** Begin Recorded information **

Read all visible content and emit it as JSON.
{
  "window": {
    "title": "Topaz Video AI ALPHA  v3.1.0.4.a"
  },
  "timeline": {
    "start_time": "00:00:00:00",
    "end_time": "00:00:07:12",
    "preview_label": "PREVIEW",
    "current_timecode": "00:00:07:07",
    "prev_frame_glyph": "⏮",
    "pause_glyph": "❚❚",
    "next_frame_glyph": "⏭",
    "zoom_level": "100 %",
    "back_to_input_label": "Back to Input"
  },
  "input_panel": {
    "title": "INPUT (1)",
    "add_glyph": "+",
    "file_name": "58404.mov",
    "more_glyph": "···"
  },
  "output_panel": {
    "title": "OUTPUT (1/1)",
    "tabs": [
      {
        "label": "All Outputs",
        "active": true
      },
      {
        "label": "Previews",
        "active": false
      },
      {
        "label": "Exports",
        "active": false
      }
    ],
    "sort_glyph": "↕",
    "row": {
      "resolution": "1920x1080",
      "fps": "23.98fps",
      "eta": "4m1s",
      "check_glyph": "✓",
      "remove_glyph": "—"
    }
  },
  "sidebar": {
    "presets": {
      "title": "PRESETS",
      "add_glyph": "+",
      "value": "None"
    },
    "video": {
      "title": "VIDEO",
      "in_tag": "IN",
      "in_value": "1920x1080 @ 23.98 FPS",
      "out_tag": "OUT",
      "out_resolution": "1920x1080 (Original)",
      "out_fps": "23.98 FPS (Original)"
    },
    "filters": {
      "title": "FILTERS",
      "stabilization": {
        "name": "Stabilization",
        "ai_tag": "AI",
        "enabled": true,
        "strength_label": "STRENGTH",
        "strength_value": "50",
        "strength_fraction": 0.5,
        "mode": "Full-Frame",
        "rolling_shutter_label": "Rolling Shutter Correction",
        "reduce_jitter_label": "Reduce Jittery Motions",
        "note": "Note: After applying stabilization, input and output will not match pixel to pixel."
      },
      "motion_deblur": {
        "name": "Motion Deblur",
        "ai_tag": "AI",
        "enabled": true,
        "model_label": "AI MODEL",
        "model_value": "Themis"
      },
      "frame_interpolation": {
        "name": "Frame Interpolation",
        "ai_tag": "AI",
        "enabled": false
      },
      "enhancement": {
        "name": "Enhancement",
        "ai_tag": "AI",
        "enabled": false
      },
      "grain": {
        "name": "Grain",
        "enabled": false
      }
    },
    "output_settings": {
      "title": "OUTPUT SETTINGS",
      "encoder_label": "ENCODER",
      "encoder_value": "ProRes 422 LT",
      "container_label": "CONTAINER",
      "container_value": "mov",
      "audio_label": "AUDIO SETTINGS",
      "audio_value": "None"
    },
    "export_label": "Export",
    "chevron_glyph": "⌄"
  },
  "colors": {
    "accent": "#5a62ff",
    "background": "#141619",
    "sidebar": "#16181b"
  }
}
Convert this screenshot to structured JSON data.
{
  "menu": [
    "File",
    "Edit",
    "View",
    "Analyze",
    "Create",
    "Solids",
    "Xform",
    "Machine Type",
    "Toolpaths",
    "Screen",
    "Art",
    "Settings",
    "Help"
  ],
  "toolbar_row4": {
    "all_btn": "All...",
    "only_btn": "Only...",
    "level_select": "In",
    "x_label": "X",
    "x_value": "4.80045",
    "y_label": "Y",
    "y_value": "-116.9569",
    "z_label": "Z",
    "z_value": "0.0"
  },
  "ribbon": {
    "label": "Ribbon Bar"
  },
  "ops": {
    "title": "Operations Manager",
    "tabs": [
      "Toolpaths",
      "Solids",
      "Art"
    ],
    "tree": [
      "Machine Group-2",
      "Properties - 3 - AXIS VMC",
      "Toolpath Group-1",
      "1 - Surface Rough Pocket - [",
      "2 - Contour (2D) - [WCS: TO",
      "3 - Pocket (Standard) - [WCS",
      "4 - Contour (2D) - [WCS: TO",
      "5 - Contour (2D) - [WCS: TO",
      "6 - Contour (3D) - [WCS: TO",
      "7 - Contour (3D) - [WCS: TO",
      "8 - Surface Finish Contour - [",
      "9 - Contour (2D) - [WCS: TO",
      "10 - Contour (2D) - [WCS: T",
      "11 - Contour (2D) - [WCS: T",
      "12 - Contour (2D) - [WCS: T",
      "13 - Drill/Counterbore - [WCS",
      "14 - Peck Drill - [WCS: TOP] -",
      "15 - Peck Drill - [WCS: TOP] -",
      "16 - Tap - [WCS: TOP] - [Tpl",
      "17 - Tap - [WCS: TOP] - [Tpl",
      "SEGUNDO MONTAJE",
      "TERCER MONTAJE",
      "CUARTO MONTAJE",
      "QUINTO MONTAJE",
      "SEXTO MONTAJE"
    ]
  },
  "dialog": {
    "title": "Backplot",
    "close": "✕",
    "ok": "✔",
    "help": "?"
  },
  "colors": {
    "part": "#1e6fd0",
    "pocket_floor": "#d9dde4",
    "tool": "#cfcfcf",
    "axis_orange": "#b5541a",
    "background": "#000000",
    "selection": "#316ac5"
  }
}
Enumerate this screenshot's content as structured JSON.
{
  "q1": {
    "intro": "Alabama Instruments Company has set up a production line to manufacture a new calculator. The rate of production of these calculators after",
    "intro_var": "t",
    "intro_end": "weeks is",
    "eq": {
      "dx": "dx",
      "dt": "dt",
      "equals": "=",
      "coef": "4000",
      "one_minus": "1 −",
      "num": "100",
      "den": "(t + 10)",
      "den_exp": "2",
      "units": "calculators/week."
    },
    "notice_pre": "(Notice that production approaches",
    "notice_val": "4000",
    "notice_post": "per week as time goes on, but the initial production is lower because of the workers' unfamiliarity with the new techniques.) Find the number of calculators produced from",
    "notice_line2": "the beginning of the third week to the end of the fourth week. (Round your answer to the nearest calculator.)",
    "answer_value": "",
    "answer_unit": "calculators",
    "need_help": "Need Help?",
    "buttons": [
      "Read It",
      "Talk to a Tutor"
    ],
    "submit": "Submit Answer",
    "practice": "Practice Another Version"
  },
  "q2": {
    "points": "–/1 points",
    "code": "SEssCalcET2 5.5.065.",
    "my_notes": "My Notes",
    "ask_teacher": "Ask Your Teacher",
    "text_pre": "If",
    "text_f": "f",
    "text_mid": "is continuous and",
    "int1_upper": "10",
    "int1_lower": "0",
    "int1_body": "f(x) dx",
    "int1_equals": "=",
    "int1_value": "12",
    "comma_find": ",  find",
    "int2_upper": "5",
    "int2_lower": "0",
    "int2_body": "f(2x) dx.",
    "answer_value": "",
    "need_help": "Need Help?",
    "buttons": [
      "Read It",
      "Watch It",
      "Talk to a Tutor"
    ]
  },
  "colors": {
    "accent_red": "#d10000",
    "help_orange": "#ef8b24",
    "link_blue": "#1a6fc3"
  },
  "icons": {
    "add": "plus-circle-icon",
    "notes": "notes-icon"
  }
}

** End Recorded information **

Make an exact copy of the records.

* _Task output_
Read all visible content and emit it as JSON.
{
  "window": {
    "title": "Topaz Video AI ALPHA  v3.1.0.4.a"
  },
  "timeline": {
    "start_time": "00:00:00:00",
    "end_time": "00:00:07:12",
    "preview_label": "PREVIEW",
    "current_timecode": "00:00:07:07",
    "prev_frame_glyph": "⏮",
    "pause_glyph": "❚❚",
    "next_frame_glyph": "⏭",
    "zoom_level": "100 %",
    "back_to_input_label": "Back to Input"
  },
  "input_panel": {
    "title": "INPUT (1)",
    "add_glyph": "+",
    "file_name": "58404.mov",
    "more_glyph": "···"
  },
  "output_panel": {
    "title": "OUTPUT (1/1)",
    "tabs": [
      {
        "label": "All Outputs",
        "active": true
      },
      {
        "label": "Previews",
        "active": false
      },
      {
        "label": "Exports",
        "active": false
      }
    ],
    "sort_glyph": "↕",
    "row": {
      "resolution": "1920x1080",
      "fps": "23.98fps",
      "eta": "4m1s",
      "check_glyph": "✓",
      "remove_glyph": "—"
    }
  },
  "sidebar": {
    "presets": {
      "title": "PRESETS",
      "add_glyph": "+",
      "value": "None"
    },
    "video": {
      "title": "VIDEO",
      "in_tag": "IN",
      "in_value": "1920x1080 @ 23.98 FPS",
      "out_tag": "OUT",
      "out_resolution": "1920x1080 (Original)",
      "out_fps": "23.98 FPS (Original)"
    },
    "filters": {
      "title": "FILTERS",
      "stabilization": {
        "name": "Stabilization",
        "ai_tag": "AI",
        "enabled": true,
        "strength_label": "STRENGTH",
        "strength_value": "50",
        "strength_fraction": 0.5,
        "mode": "Full-Frame",
        "rolling_shutter_label": "Rolling Shutter Correction",
        "reduce_jitter_label": "Reduce Jittery Motions",
        "note": "Note: After applying stabilization, input and output will not match pixel to pixel."
      },
      "motion_deblur": {
        "name": "Motion Deblur",
        "ai_tag": "AI",
        "enabled": true,
        "model_label": "AI MODEL",
        "model_value": "Themis"
      },
      "frame_interpolation": {
        "name": "Frame Interpolation",
        "ai_tag": "AI",
        "enabled": false
      },
      "enhancement": {
        "name": "Enhancement",
        "ai_tag": "AI",
        "enabled": false
      },
      "grain": {
        "name": "Grain",
        "enabled": false
      }
    },
    "output_settings": {
      "title": "OUTPUT SETTINGS",
      "encoder_label": "ENCODER",
      "encoder_value": "ProRes 422 LT",
      "container_label": "CONTAINER",
      "container_value": "mov",
      "audio_label": "AUDIO SETTINGS",
      "audio_value": "None"
    },
    "export_label": "Export",
    "chevron_glyph": "⌄"
  },
  "colors": {
    "accent": "#5a62ff",
    "background": "#141619",
    "sidebar": "#16181b"
  }
}
Convert this screenshot to structured JSON data.
{
  "menu": [
    "File",
    "Edit",
    "View",
    "Analyze",
    "Create",
    "Solids",
    "Xform",
    "Machine Type",
    "Toolpaths",
    "Screen",
    "Art",
    "Settings",
    "Help"
  ],
  "toolbar_row4": {
    "all_btn": "All...",
    "only_btn": "Only...",
    "level_select": "In",
    "x_label": "X",
    "x_value": "4.80045",
    "y_label": "Y",
    "y_value": "-116.9569",
    "z_label": "Z",
    "z_value": "0.0"
  },
  "ribbon": {
    "label": "Ribbon Bar"
  },
  "ops": {
    "title": "Operations Manager",
    "tabs": [
      "Toolpaths",
      "Solids",
      "Art"
    ],
    "tree": [
      "Machine Group-2",
      "Properties - 3 - AXIS VMC",
      "Toolpath Group-1",
      "1 - Surface Rough Pocket - [",
      "2 - Contour (2D) - [WCS: TO",
      "3 - Pocket (Standard) - [WCS",
      "4 - Contour (2D) - [WCS: TO",
      "5 - Contour (2D) - [WCS: TO",
      "6 - Contour (3D) - [WCS: TO",
      "7 - Contour (3D) - [WCS: TO",
      "8 - Surface Finish Contour - [",
      "9 - Contour (2D) - [WCS: TO",
      "10 - Contour (2D) - [WCS: T",
      "11 - Contour (2D) - [WCS: T",
      "12 - Contour (2D) - [WCS: T",
      "13 - Drill/Counterbore - [WCS",
      "14 - Peck Drill - [WCS: TOP] -",
      "15 - Peck Drill - [WCS: TOP] -",
      "16 - Tap - [WCS: TOP] - [Tpl",
      "17 - Tap - [WCS: TOP] - [Tpl",
      "SEGUNDO MONTAJE",
      "TERCER MONTAJE",
      "CUARTO MONTAJE",
      "QUINTO MONTAJE",
      "SEXTO MONTAJE"
    ]
  },
  "dialog": {
    "title": "Backplot",
    "close": "✕",
    "ok": "✔",
    "help": "?"
  },
  "colors": {
    "part": "#1e6fd0",
    "pocket_floor": "#d9dde4",
    "tool": "#cfcfcf",
    "axis_orange": "#b5541a",
    "background": "#000000",
    "selection": "#316ac5"
  }
}
Enumerate this screenshot's content as structured JSON.
{
  "q1": {
    "intro": "Alabama Instruments Company has set up a production line to manufacture a new calculator. The rate of production of these calculators after",
    "intro_var": "t",
    "intro_end": "weeks is",
    "eq": {
      "dx": "dx",
      "dt": "dt",
      "equals": "=",
      "coef": "4000",
      "one_minus": "1 −",
      "num": "100",
      "den": "(t + 10)",
      "den_exp": "2",
      "units": "calculators/week."
    },
    "notice_pre": "(Notice that production approaches",
    "notice_val": "4000",
    "notice_post": "per week as time goes on, but the initial production is lower because of the workers' unfamiliarity with the new techniques.) Find the number of calculators produced from",
    "notice_line2": "the beginning of the third week to the end of the fourth week. (Round your answer to the nearest calculator.)",
    "answer_value": "",
    "answer_unit": "calculators",
    "need_help": "Need Help?",
    "buttons": [
      "Read It",
      "Talk to a Tutor"
    ],
    "submit": "Submit Answer",
    "practice": "Practice Another Version"
  },
  "q2": {
    "points": "–/1 points",
    "code": "SEssCalcET2 5.5.065.",
    "my_notes": "My Notes",
    "ask_teacher": "Ask Your Teacher",
    "text_pre": "If",
    "text_f": "f",
    "text_mid": "is continuous and",
    "int1_upper": "10",
    "int1_lower": "0",
    "int1_body": "f(x) dx",
    "int1_equals": "=",
    "int1_value": "12",
    "comma_find": ",  find",
    "int2_upper": "5",
    "int2_lower": "0",
    "int2_body": "f(2x) dx.",
    "answer_value": "",
    "need_help": "Need Help?",
    "buttons": [
      "Read It",
      "Watch It",
      "Talk to a Tutor"
    ]
  },
  "colors": {
    "accent_red": "#d10000",
    "help_orange": "#ef8b24",
    "link_blue": "#1a6fc3"
  },
  "icons": {
    "add": "plus-circle-icon",
    "notes": "notes-icon"
  }
}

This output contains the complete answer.